## Written exercise
Write only the number of lines holding the string "helpful".

## Records
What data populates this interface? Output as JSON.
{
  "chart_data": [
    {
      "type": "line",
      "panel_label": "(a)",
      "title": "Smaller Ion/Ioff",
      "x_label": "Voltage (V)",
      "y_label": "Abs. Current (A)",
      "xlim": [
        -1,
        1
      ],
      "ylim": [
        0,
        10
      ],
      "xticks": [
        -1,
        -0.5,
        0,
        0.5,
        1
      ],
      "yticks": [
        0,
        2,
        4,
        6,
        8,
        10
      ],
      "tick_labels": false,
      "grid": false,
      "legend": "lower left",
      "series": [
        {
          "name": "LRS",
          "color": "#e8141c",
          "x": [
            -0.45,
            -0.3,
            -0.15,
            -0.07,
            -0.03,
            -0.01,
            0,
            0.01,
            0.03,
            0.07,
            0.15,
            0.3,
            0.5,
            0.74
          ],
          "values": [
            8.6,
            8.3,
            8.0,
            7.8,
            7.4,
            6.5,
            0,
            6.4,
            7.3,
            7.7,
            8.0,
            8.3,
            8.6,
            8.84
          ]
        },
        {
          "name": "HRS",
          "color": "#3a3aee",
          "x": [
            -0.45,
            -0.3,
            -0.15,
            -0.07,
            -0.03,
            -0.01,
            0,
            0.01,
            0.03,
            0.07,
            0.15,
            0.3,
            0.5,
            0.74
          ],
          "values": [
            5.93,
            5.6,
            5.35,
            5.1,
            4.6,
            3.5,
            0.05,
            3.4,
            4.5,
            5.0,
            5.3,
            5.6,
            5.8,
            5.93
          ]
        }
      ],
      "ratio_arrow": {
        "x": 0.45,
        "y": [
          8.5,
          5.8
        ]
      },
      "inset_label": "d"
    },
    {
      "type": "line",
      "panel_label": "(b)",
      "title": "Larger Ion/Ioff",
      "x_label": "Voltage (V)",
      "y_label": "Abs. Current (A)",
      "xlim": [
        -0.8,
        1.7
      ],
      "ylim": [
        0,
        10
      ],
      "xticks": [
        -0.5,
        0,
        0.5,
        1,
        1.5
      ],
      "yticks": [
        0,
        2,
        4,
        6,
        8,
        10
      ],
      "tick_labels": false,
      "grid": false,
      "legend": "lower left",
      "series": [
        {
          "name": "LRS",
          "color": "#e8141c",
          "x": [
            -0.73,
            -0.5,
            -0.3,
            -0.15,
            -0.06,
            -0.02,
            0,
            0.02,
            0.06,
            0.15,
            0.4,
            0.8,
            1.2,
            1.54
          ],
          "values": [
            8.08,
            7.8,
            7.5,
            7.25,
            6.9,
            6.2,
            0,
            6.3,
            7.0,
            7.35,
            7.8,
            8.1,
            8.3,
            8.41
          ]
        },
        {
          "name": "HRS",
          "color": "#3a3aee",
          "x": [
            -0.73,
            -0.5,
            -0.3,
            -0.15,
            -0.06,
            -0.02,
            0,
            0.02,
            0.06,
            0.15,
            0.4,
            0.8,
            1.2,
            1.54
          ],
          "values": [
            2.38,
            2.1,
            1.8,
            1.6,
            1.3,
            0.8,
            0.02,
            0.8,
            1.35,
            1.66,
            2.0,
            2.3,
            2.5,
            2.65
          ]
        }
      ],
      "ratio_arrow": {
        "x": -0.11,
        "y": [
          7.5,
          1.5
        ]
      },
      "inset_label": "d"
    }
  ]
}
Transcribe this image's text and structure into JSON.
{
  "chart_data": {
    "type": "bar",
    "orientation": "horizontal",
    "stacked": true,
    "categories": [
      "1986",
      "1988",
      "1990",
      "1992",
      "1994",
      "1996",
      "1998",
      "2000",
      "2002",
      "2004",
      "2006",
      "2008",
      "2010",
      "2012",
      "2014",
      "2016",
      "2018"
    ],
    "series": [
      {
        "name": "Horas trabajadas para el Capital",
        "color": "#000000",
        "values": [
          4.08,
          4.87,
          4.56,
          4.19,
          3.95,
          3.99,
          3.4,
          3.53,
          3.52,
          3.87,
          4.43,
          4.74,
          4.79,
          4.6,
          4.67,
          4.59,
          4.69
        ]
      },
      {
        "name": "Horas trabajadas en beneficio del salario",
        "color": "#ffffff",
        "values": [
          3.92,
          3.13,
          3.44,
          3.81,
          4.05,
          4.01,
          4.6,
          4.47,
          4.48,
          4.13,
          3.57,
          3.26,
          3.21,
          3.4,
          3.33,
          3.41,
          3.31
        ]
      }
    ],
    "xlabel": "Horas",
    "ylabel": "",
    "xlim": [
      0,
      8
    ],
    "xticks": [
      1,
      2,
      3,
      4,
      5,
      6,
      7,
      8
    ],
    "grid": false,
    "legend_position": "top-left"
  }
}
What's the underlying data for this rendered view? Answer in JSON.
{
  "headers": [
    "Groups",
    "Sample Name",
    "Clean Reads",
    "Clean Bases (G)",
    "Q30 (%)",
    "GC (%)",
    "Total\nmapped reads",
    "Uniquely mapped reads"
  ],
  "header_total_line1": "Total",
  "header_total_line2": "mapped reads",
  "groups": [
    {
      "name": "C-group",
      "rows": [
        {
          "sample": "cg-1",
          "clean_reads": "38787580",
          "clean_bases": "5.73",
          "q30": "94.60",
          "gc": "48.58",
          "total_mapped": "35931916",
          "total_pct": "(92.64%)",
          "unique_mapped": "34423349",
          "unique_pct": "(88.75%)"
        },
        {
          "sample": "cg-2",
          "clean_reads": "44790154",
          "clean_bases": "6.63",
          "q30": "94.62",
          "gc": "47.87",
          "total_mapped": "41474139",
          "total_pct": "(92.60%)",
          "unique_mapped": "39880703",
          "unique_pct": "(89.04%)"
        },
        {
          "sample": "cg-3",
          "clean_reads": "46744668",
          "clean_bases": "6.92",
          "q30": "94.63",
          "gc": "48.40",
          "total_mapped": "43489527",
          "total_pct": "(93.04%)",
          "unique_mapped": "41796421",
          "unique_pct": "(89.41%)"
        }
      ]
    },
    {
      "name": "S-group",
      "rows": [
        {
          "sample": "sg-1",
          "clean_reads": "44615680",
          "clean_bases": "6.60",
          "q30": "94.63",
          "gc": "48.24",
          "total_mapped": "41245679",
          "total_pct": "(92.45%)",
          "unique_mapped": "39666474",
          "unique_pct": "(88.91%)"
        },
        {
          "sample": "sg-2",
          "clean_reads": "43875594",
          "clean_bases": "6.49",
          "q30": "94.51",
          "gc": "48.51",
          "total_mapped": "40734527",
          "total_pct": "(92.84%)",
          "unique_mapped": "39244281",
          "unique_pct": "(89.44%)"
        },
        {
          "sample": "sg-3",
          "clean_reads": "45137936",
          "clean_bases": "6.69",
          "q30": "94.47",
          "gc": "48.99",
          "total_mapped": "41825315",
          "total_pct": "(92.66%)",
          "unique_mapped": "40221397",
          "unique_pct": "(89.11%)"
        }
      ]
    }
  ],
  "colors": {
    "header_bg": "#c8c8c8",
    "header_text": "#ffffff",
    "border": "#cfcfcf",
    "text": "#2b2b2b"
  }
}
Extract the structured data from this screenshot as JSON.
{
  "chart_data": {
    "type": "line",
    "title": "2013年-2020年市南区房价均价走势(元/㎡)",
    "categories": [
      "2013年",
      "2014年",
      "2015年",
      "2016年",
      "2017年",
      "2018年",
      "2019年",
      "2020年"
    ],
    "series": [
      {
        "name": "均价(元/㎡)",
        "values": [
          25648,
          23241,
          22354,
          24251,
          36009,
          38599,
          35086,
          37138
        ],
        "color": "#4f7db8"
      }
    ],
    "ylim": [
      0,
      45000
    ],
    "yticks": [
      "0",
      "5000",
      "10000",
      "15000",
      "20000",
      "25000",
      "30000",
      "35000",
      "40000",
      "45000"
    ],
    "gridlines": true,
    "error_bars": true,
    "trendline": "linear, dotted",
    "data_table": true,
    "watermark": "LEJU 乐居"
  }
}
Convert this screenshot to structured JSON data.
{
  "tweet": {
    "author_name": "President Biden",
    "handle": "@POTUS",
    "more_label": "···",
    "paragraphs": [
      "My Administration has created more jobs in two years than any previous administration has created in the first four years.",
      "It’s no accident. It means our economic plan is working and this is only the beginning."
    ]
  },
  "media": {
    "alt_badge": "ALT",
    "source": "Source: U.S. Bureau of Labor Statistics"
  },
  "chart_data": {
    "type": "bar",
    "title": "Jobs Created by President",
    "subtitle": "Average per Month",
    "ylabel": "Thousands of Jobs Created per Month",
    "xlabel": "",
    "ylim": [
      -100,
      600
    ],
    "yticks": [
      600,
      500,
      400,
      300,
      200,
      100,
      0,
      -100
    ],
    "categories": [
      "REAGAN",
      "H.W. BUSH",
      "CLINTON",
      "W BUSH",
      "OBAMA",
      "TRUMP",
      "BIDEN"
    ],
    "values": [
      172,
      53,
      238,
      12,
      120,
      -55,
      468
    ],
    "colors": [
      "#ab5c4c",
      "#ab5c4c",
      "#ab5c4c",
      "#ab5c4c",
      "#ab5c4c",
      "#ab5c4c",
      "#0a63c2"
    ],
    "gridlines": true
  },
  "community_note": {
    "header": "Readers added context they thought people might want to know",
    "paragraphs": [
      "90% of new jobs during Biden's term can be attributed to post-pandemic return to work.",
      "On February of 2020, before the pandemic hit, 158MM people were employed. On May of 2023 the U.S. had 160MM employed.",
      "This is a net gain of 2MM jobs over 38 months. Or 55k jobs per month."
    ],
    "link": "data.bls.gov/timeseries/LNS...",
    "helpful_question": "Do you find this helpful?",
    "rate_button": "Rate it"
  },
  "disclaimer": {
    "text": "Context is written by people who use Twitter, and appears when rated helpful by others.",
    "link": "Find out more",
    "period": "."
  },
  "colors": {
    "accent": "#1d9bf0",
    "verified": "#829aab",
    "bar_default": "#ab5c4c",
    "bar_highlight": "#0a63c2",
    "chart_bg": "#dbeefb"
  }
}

## Result of the exercise
2